DATASET RECORDS:
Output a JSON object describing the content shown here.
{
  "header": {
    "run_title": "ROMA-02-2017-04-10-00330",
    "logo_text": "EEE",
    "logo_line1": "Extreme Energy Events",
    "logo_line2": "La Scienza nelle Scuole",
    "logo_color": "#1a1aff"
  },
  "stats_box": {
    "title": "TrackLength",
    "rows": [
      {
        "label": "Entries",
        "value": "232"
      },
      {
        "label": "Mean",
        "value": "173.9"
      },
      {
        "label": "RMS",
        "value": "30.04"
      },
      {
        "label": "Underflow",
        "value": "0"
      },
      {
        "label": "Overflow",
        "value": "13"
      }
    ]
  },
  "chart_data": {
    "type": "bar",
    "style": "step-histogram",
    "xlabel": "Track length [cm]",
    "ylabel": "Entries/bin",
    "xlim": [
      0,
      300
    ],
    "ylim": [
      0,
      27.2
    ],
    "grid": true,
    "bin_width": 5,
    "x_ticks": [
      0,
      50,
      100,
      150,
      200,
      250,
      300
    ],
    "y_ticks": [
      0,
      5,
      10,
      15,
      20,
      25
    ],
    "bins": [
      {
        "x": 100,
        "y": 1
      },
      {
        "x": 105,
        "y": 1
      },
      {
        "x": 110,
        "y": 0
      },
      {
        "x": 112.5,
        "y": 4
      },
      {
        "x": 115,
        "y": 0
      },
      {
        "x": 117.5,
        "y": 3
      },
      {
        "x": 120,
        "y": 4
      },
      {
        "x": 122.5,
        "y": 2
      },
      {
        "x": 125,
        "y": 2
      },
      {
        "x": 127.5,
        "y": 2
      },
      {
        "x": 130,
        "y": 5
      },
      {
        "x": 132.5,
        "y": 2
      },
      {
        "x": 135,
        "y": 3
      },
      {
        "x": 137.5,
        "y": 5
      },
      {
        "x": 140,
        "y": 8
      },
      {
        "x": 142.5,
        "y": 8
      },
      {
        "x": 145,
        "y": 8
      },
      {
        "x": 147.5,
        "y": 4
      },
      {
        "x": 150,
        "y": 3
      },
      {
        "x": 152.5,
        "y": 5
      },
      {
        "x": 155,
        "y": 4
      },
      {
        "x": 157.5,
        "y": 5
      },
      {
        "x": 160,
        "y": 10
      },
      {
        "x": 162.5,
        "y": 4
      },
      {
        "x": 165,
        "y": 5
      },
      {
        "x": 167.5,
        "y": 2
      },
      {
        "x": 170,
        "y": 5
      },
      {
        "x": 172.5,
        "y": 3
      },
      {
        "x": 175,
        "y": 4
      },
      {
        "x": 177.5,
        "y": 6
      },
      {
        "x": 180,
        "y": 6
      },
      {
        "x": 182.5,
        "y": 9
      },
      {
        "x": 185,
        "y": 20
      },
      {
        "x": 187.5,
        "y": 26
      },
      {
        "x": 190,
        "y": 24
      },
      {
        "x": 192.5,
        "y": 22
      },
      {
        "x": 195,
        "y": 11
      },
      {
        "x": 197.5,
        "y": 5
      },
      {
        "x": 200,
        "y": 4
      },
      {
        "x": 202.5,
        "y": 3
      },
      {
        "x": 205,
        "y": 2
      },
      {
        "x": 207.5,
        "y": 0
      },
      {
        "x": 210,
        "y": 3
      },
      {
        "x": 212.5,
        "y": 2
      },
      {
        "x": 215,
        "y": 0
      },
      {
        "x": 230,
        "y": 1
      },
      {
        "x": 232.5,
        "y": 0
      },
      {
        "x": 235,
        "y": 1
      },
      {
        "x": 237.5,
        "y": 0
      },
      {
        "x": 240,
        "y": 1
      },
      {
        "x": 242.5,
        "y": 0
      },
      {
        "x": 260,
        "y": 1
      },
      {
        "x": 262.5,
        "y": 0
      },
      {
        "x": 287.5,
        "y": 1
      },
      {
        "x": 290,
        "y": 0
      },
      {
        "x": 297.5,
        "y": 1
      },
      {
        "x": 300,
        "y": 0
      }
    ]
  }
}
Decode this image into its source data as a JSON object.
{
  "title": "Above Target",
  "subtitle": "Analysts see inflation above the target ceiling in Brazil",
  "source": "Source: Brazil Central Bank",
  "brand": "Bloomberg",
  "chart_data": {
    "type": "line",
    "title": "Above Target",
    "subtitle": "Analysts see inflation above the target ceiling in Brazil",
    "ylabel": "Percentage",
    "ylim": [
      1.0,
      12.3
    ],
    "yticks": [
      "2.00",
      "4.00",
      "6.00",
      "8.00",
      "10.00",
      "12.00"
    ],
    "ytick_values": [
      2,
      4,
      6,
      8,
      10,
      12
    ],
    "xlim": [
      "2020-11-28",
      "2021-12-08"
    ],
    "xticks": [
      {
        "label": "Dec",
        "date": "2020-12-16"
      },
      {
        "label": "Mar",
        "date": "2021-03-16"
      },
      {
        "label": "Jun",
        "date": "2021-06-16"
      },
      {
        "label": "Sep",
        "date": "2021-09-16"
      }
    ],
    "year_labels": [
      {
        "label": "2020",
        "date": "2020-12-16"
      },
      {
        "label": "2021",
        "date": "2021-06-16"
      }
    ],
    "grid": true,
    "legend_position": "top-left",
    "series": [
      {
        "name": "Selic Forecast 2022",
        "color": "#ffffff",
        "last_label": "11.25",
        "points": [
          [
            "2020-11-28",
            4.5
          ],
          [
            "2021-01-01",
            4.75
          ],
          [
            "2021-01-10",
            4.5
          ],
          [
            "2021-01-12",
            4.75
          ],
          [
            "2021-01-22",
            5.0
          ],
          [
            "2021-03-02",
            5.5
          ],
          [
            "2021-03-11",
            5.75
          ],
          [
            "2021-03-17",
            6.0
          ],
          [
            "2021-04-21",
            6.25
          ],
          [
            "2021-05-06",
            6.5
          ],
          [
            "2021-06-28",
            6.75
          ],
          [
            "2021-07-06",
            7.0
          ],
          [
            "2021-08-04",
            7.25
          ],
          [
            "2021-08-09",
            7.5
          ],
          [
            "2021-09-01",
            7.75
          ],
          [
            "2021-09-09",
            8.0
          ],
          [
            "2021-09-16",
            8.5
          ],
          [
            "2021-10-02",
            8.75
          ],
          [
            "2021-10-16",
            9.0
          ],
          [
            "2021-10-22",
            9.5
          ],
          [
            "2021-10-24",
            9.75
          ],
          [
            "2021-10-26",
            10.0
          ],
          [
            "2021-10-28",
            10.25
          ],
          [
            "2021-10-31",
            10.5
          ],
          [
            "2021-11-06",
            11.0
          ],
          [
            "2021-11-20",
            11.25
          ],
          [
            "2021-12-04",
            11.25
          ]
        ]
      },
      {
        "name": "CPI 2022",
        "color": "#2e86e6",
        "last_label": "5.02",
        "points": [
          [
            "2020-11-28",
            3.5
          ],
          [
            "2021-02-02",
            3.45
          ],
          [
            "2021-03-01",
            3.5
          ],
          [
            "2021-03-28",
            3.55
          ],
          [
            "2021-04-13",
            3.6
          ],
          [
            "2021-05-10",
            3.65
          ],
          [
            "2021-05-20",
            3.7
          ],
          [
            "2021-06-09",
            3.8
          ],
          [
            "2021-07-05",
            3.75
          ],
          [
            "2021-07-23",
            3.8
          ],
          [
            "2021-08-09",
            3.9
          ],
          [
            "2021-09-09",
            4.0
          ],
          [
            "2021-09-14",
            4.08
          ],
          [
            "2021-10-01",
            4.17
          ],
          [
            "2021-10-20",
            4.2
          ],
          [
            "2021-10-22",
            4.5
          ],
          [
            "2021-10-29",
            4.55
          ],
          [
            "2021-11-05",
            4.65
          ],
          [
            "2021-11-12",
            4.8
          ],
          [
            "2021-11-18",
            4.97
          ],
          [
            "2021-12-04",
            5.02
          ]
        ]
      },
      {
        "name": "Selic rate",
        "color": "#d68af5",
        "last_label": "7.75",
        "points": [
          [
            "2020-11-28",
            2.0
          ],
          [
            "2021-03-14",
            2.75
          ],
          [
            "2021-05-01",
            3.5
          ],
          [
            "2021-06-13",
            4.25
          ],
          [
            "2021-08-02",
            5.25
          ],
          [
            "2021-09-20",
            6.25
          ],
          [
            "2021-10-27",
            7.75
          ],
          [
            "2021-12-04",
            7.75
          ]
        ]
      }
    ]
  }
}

GOAL: Return only the number of lines in the preceding records that contain the string "ceiling".

EXERCISE RESULT: 2